> Exercise passage:
----

Copper scales record high on industry and speculative buying

* Aluminium touches three-year peak

* Zinc surpasses $3,000 for first time since June 2018

* Lead hits highest since Oct. 2019 (Updates prices)

By Eric Onstad

LONDON, May 7 (Reuters) - Copper burst higher on Friday to a record peak, fuelled by speculators and industrial buyers on the back of rosy economic data as Western economies recover from the pandemic.

Prices have soared 135% since the lows of last March when the emerging COVID-19 pandemic and lockdown hit demand.

Copper prices have also been propelled by forecasts of surging demand spurred by a green revolution of electric vehicles and renewable energy that will require more of a metal that is a strong conductor of electricity.

Benchmark copper on the London Metal Exchange (LME) broke above the previous record high of $10,190 set in 2011 to $10,435. It had gained 3.3% to $10,421 by 1630 GMT.

----

> Excerpted records:
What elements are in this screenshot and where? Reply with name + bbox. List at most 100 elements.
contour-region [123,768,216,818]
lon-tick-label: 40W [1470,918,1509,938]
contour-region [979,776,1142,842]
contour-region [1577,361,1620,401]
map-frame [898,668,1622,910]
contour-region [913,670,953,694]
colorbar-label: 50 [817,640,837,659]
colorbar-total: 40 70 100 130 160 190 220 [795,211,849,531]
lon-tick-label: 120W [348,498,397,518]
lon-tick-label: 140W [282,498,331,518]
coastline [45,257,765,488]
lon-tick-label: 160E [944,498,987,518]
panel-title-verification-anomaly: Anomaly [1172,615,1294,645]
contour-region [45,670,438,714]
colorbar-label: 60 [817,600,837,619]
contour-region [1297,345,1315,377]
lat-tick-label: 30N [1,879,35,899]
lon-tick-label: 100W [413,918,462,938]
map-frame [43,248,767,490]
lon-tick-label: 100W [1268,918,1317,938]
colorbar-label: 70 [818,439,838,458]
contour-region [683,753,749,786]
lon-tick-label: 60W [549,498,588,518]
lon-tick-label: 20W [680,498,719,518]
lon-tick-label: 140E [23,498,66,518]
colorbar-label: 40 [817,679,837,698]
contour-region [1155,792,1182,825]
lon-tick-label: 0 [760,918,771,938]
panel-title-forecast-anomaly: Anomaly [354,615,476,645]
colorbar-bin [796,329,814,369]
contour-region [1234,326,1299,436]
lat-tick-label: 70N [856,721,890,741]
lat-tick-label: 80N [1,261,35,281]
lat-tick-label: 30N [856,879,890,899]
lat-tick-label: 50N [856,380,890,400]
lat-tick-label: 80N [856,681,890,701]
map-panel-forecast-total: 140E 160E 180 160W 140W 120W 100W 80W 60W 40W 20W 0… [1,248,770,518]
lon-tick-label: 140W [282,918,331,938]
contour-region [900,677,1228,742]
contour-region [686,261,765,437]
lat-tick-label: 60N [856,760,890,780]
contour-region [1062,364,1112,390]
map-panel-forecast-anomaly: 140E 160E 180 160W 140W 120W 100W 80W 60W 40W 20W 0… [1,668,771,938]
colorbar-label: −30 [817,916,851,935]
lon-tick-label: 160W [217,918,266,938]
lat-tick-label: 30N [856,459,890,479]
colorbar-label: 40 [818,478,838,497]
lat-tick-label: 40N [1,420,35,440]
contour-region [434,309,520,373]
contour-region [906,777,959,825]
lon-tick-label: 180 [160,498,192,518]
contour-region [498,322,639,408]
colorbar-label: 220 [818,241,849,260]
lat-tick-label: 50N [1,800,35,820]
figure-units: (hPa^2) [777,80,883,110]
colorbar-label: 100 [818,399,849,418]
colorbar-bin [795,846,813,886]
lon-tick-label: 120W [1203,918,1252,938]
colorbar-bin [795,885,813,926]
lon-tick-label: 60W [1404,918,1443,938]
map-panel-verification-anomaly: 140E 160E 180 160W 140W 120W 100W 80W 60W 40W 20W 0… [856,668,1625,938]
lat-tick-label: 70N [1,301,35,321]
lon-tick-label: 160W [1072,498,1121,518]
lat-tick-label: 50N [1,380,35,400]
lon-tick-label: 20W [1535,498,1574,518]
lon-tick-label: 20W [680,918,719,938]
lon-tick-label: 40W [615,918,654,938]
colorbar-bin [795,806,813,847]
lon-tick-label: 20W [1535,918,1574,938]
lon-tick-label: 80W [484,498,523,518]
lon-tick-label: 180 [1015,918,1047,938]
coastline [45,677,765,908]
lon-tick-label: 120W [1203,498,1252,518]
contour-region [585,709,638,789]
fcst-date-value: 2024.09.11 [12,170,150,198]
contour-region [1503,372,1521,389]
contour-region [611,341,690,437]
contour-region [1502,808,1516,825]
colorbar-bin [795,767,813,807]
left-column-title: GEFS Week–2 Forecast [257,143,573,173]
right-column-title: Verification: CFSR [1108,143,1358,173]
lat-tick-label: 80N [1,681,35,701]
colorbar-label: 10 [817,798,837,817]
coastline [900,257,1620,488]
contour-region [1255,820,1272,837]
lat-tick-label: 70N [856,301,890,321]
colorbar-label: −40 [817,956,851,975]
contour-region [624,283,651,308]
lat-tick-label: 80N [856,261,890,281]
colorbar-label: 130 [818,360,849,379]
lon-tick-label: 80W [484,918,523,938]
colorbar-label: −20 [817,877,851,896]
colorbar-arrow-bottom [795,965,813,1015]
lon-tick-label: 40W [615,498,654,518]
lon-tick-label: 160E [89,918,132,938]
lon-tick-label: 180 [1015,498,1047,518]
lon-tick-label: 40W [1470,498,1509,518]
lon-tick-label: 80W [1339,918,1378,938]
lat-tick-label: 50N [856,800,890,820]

----

> Exercise goal: Resume the article on record copper prices, picking up right after its final sentence. The entries come from a separate source and have no connection to the copper price article.

> Reply to the task:
"We're in uncharted territory right now and the market is a bit frothy. The industrial players are in panic mode since there's not much supply," said Gianclaudio Torlizzi, partner at Milan consultancy T-Commodity.

Some Chinese buyers of physical copper, such as the State Grid may now have to bite the bullet and buy after holding off from purchases in the hope there would be a pullback in prices, analysts said.

Copper prices may have to hold at high levels to draw out scrap supply to balance the market, Citi analyst Max Layton said.

The most-traded June copper contract on the Shanghai Futures Exchange climbed as much as 2.7% to 74,950 yuan ($11,603) a tonne, its highest since May 2006 and only 1.6% below its record peak of 76,160 yuan.

China, the world's biggest consumer of industrial metals, unleashed stimulus and infrastructure spending last year to promote economic recovery from the pandemic, leading to a record-breaking 38% surge in copper imports.

Moves by China, however, to withdraw stimulus and dampen debt levels, could cool the copper market in coming months, T-Commodity's Torlizzi added.

"Once stock levels in industrial warehouses start to stabilise, together with the credit slowdown in China, that should pave the way for some consolidation lower."

Other metals also hit new peaks: Aluminium touched a three-year high, zinc broke through the $3,000 mark for the first time since June 2018, and lead rose to its strongest level since October 2019.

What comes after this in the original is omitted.